### Stored records
begin
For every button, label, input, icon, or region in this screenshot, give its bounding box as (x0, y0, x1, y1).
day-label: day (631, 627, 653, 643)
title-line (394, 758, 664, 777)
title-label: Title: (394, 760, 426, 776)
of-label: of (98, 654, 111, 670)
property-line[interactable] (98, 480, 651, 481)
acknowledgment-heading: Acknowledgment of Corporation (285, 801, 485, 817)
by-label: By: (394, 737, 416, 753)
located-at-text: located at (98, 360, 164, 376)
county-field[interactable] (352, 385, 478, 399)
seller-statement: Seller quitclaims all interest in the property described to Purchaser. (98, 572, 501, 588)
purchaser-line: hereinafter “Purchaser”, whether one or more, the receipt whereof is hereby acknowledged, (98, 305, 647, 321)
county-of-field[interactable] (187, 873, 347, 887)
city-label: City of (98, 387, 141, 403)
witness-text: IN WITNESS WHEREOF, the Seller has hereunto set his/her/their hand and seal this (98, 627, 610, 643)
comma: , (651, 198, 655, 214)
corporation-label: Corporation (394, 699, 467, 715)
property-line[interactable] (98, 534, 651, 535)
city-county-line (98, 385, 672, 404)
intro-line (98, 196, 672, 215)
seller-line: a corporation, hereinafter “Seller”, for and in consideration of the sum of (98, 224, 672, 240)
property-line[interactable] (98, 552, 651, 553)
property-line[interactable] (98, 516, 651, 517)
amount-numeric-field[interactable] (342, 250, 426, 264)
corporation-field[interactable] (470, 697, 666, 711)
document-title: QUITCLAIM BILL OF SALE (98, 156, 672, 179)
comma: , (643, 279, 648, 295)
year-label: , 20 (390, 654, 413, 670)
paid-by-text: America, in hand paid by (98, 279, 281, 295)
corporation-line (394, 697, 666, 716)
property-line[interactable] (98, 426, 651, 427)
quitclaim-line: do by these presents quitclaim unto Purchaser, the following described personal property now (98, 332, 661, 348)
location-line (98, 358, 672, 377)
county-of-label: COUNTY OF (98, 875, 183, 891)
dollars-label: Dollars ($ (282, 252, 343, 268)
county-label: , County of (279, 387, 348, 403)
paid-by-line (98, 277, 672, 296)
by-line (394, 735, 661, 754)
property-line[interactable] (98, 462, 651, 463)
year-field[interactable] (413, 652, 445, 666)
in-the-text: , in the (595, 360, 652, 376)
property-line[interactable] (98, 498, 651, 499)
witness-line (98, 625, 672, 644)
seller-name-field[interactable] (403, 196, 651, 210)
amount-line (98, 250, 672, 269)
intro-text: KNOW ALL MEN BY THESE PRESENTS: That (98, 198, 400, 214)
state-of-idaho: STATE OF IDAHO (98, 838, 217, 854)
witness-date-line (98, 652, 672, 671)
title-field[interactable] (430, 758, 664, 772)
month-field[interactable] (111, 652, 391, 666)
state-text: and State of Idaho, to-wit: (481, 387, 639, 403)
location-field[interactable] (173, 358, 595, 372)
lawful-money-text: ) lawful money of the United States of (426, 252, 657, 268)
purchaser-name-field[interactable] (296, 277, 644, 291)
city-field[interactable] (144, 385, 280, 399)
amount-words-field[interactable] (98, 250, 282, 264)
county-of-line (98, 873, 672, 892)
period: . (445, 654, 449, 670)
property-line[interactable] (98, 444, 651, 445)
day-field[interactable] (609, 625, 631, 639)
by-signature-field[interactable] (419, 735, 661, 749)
end
### Given request
Rewrite these lines with every instance of "property-line" changed to "description-line", and leave everything else unchanged.

### Answer to the task
For every button, label, input, icon, or region in this screenshot, give its bounding box as (x0, y0, x1, y1).
day-label: day (631, 627, 653, 643)
title-line (394, 758, 664, 777)
title-label: Title: (394, 760, 426, 776)
of-label: of (98, 654, 111, 670)
description-line[interactable] (98, 480, 651, 481)
acknowledgment-heading: Acknowledgment of Corporation (285, 801, 485, 817)
by-label: By: (394, 737, 416, 753)
located-at-text: located at (98, 360, 164, 376)
county-field[interactable] (352, 385, 478, 399)
seller-statement: Seller quitclaims all interest in the property described to Purchaser. (98, 572, 501, 588)
purchaser-line: hereinafter “Purchaser”, whether one or more, the receipt whereof is hereby acknowledged, (98, 305, 647, 321)
county-of-field[interactable] (187, 873, 347, 887)
city-label: City of (98, 387, 141, 403)
witness-text: IN WITNESS WHEREOF, the Seller has hereunto set his/her/their hand and seal this (98, 627, 610, 643)
comma: , (651, 198, 655, 214)
corporation-label: Corporation (394, 699, 467, 715)
description-line[interactable] (98, 534, 651, 535)
city-county-line (98, 385, 672, 404)
intro-line (98, 196, 672, 215)
seller-line: a corporation, hereinafter “Seller”, for and in consideration of the sum of (98, 224, 672, 240)
description-line[interactable] (98, 552, 651, 553)
description-line[interactable] (98, 516, 651, 517)
amount-numeric-field[interactable] (342, 250, 426, 264)
corporation-field[interactable] (470, 697, 666, 711)
document-title: QUITCLAIM BILL OF SALE (98, 156, 672, 179)
comma: , (643, 279, 648, 295)
year-label: , 20 (390, 654, 413, 670)
paid-by-text: America, in hand paid by (98, 279, 281, 295)
corporation-line (394, 697, 666, 716)
description-line[interactable] (98, 426, 651, 427)
quitclaim-line: do by these presents quitclaim unto Purchaser, the following described personal property now (98, 332, 661, 348)
location-line (98, 358, 672, 377)
county-of-label: COUNTY OF (98, 875, 183, 891)
dollars-label: Dollars ($ (282, 252, 343, 268)
county-label: , County of (279, 387, 348, 403)
paid-by-line (98, 277, 672, 296)
by-line (394, 735, 661, 754)
description-line[interactable] (98, 462, 651, 463)
year-field[interactable] (413, 652, 445, 666)
in-the-text: , in the (595, 360, 652, 376)
description-line[interactable] (98, 498, 651, 499)
witness-line (98, 625, 672, 644)
seller-name-field[interactable] (403, 196, 651, 210)
amount-line (98, 250, 672, 269)
intro-text: KNOW ALL MEN BY THESE PRESENTS: That (98, 198, 400, 214)
state-of-idaho: STATE OF IDAHO (98, 838, 217, 854)
witness-date-line (98, 652, 672, 671)
title-field[interactable] (430, 758, 664, 772)
month-field[interactable] (111, 652, 391, 666)
state-text: and State of Idaho, to-wit: (481, 387, 639, 403)
location-field[interactable] (173, 358, 595, 372)
lawful-money-text: ) lawful money of the United States of (426, 252, 657, 268)
purchaser-name-field[interactable] (296, 277, 644, 291)
city-field[interactable] (144, 385, 280, 399)
amount-words-field[interactable] (98, 250, 282, 264)
county-of-line (98, 873, 672, 892)
period: . (445, 654, 449, 670)
description-line[interactable] (98, 444, 651, 445)
day-field[interactable] (609, 625, 631, 639)
by-signature-field[interactable] (419, 735, 661, 749)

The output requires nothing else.